Copy out lines with the word "this" from the material that follows.

Dataset extract
>>>>
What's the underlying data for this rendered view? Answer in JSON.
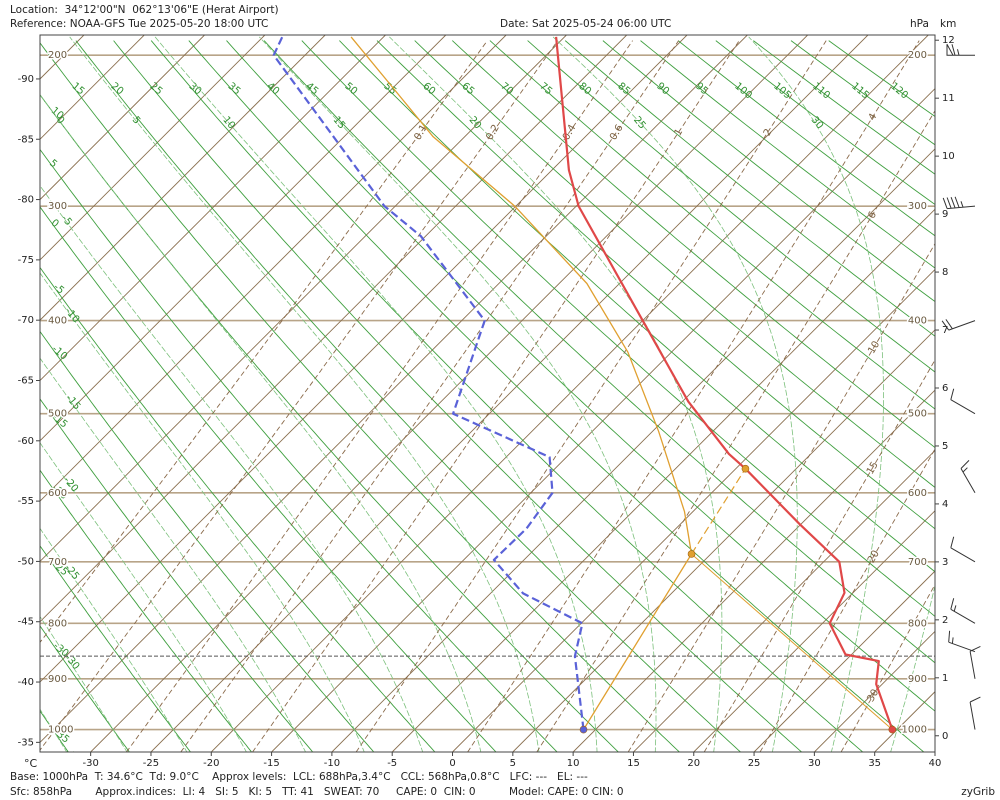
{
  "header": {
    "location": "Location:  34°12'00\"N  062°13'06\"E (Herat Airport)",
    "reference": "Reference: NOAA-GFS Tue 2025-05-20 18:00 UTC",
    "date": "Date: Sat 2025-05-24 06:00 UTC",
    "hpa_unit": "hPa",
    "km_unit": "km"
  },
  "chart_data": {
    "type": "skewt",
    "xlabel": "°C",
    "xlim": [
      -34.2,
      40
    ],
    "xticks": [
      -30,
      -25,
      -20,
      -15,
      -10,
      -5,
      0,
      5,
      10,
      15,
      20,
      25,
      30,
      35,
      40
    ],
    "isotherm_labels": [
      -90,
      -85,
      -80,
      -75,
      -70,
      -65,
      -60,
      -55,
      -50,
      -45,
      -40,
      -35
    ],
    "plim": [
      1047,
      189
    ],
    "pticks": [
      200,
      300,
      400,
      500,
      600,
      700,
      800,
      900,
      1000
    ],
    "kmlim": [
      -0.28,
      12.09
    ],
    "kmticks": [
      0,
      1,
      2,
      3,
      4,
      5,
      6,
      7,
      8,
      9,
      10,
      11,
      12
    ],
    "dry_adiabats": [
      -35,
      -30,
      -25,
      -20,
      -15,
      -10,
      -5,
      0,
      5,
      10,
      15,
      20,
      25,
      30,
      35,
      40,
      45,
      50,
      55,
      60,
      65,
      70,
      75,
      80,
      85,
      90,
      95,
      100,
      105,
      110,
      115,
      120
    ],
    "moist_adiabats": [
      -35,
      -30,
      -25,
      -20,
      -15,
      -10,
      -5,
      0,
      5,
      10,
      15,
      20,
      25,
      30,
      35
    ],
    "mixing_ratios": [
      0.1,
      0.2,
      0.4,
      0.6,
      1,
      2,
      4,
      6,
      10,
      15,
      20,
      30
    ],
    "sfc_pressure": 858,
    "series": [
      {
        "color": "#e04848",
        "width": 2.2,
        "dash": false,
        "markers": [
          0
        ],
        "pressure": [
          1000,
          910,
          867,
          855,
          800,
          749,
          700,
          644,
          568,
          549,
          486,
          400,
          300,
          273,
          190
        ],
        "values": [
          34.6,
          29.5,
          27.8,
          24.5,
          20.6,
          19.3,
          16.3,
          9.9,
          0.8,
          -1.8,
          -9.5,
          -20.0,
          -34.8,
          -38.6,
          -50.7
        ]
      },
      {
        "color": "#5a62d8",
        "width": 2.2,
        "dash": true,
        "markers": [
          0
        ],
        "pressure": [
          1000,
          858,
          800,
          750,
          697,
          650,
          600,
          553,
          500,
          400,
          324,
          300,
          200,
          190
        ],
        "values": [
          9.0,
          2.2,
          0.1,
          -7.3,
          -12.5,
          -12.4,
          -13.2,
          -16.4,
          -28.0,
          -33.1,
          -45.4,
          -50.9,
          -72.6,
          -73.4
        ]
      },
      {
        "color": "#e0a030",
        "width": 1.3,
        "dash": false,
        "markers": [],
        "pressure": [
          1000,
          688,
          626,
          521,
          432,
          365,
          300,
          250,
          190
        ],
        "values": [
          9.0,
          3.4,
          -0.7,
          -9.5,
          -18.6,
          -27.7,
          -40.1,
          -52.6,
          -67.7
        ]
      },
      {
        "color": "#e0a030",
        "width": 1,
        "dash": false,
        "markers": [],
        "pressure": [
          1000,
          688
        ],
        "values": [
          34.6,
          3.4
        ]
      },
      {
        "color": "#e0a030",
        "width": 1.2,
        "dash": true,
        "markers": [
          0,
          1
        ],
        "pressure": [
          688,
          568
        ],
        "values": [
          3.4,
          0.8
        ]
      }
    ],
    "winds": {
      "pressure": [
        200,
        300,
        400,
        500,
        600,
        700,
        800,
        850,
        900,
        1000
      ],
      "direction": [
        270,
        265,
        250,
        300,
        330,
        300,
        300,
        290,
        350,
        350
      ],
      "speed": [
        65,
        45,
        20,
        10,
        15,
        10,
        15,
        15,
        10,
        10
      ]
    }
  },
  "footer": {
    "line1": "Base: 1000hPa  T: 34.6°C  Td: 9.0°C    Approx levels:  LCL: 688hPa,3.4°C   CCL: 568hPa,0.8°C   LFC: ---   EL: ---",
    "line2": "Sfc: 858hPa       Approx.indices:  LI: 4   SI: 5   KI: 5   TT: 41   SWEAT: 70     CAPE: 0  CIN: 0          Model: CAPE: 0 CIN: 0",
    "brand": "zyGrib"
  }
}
<<<<
>>>>
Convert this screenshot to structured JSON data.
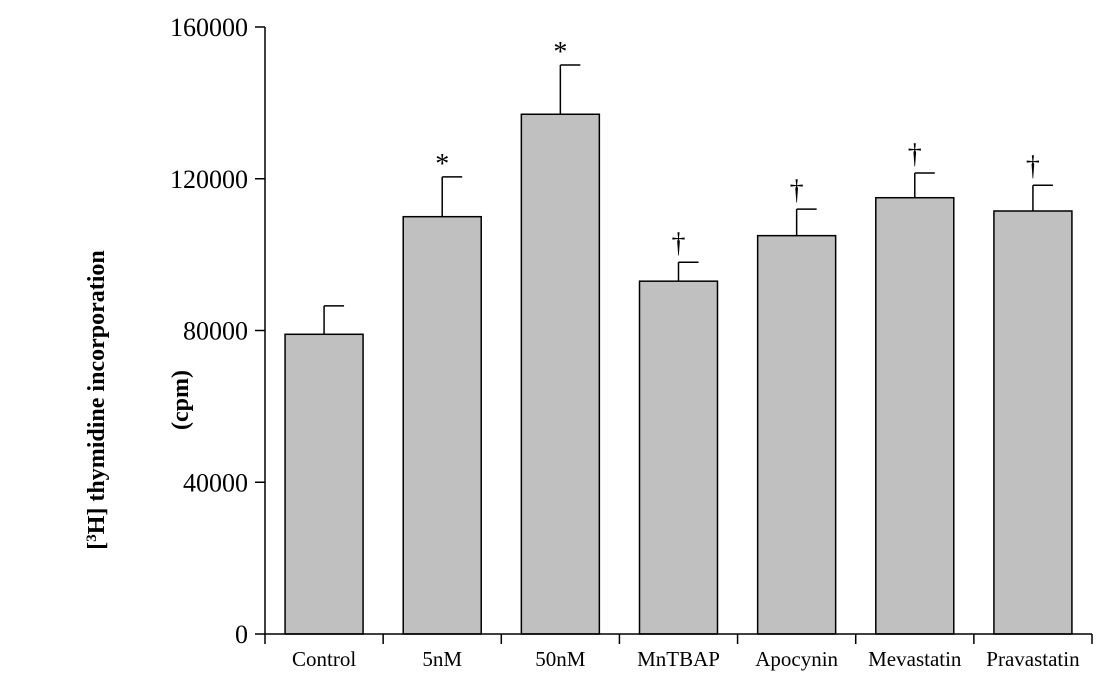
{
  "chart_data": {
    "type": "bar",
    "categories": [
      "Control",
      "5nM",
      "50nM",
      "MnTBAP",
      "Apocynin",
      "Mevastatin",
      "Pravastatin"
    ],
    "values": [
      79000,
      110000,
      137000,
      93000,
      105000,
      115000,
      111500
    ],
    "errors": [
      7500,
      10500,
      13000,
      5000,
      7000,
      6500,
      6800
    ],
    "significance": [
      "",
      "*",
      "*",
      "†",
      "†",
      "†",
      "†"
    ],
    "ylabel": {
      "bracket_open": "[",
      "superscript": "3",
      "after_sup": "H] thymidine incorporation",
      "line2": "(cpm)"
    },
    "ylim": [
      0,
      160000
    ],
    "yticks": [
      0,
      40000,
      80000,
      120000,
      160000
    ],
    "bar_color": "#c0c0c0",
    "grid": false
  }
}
<<<<
Solved problem
What's the underlying data for this rendered view? Answer in JSON.
Convert this screenshot to structured JSON data.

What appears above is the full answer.